Written task
Pick out each line in these entries that contains the string "Representamen".

Supplied material
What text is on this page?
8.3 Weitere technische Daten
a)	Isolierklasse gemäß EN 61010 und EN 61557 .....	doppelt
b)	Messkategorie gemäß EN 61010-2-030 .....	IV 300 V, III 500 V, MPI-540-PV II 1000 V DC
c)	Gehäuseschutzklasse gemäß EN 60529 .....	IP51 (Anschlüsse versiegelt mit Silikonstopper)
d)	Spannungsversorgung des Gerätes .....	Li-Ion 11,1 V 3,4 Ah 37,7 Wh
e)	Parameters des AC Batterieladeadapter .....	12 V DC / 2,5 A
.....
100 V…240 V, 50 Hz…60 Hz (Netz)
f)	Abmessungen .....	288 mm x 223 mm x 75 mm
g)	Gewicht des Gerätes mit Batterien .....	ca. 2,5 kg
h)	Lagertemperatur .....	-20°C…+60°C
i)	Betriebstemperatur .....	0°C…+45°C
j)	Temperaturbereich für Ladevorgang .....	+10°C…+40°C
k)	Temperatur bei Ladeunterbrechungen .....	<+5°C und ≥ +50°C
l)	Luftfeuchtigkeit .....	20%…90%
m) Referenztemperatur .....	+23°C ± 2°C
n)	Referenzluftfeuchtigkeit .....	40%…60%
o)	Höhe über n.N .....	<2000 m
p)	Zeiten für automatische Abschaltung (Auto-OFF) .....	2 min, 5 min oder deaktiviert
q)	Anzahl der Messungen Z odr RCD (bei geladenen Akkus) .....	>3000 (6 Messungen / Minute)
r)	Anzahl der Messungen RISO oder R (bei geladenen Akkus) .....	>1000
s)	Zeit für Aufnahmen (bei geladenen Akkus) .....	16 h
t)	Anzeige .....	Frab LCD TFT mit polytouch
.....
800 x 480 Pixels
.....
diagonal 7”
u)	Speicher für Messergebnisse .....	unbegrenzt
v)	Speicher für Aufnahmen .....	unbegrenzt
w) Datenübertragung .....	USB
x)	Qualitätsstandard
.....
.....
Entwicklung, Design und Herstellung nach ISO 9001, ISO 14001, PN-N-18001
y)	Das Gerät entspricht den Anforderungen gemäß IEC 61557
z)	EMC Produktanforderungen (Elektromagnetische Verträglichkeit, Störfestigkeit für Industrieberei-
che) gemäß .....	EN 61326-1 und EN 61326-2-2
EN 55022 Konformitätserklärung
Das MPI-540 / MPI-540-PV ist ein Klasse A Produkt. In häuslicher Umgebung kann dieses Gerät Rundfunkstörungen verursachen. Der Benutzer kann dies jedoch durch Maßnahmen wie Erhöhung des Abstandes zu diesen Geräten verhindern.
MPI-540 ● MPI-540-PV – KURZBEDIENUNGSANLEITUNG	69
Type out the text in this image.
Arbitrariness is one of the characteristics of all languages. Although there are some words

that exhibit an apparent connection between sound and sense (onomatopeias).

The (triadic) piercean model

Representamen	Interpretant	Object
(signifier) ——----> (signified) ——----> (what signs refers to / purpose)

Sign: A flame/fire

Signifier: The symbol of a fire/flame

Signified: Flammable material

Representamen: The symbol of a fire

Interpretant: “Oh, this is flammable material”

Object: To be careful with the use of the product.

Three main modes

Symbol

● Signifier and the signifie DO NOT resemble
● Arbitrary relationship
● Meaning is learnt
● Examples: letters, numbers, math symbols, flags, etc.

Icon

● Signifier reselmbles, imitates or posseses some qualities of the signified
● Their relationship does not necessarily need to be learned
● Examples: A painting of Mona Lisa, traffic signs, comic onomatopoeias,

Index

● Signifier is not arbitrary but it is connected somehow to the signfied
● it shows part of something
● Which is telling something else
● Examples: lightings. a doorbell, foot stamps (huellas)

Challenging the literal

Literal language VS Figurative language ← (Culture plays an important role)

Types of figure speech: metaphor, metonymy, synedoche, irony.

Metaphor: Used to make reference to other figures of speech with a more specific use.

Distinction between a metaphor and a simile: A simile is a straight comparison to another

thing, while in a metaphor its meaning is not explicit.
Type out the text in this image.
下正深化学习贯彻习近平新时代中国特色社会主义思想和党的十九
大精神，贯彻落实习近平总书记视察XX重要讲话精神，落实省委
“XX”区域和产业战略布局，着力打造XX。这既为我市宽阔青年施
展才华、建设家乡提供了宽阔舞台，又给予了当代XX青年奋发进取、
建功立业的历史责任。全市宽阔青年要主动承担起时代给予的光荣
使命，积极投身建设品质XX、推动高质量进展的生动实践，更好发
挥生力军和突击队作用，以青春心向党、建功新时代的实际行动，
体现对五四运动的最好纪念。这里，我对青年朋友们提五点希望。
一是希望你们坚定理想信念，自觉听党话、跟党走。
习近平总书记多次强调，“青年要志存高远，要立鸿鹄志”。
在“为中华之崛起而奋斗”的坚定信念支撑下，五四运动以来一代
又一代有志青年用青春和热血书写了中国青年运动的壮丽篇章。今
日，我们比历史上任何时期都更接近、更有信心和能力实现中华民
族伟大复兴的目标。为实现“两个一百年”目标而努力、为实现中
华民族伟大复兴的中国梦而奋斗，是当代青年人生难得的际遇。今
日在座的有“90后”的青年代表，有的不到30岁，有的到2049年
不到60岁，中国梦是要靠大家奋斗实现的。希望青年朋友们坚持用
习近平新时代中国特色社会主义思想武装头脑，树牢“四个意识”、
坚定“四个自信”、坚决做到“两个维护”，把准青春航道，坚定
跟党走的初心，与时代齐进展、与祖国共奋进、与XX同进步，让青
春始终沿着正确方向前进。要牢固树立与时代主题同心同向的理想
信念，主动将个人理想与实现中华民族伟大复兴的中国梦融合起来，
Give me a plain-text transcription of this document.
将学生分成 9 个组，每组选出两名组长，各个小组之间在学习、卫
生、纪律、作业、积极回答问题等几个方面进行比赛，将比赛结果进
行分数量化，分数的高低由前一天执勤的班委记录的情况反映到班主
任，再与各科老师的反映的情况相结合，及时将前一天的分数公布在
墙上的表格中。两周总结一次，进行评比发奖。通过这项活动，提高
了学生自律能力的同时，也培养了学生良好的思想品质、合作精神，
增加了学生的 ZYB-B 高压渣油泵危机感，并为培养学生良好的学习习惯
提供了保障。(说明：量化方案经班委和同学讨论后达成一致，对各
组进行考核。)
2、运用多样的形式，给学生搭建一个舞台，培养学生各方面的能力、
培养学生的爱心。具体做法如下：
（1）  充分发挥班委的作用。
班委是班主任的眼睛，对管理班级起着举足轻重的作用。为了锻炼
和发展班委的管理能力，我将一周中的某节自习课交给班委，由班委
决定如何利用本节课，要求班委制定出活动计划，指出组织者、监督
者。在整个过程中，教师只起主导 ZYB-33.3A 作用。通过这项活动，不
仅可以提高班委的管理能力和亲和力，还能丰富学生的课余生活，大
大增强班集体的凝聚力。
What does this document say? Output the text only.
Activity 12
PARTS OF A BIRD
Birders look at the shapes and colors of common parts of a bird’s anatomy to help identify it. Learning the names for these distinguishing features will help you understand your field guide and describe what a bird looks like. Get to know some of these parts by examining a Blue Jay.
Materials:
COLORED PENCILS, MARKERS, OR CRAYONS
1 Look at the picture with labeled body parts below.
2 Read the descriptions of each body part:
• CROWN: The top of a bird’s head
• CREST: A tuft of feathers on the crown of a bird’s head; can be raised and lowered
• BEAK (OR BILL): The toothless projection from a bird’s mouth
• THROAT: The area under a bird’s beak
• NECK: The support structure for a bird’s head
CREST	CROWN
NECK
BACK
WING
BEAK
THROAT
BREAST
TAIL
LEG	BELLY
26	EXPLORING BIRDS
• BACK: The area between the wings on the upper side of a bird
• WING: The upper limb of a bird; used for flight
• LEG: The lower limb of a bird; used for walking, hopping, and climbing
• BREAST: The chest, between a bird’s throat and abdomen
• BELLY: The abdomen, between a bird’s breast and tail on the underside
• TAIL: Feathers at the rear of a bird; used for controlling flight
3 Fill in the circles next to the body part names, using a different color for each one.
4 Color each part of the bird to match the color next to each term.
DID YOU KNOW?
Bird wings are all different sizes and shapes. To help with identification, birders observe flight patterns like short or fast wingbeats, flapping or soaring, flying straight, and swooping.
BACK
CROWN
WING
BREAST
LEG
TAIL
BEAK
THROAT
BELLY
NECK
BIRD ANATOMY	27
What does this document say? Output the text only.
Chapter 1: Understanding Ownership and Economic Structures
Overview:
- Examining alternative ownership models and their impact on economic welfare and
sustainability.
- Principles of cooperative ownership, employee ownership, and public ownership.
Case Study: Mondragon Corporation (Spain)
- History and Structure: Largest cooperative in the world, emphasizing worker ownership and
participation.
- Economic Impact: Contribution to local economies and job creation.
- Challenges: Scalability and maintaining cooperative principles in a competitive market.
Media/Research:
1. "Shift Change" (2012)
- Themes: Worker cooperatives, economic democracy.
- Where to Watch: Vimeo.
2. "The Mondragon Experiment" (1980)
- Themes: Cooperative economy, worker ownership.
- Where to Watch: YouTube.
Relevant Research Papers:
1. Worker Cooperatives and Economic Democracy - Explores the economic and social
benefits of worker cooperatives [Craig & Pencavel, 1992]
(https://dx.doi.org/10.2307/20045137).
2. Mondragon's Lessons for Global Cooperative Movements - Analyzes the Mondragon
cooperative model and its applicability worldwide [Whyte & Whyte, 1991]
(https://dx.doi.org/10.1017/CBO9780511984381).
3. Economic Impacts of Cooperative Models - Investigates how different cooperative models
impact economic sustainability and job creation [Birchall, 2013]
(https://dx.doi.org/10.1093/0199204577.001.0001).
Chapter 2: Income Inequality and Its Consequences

Result for this exercise
Representamen	Interpretant	Object
Representamen: The symbol of a fire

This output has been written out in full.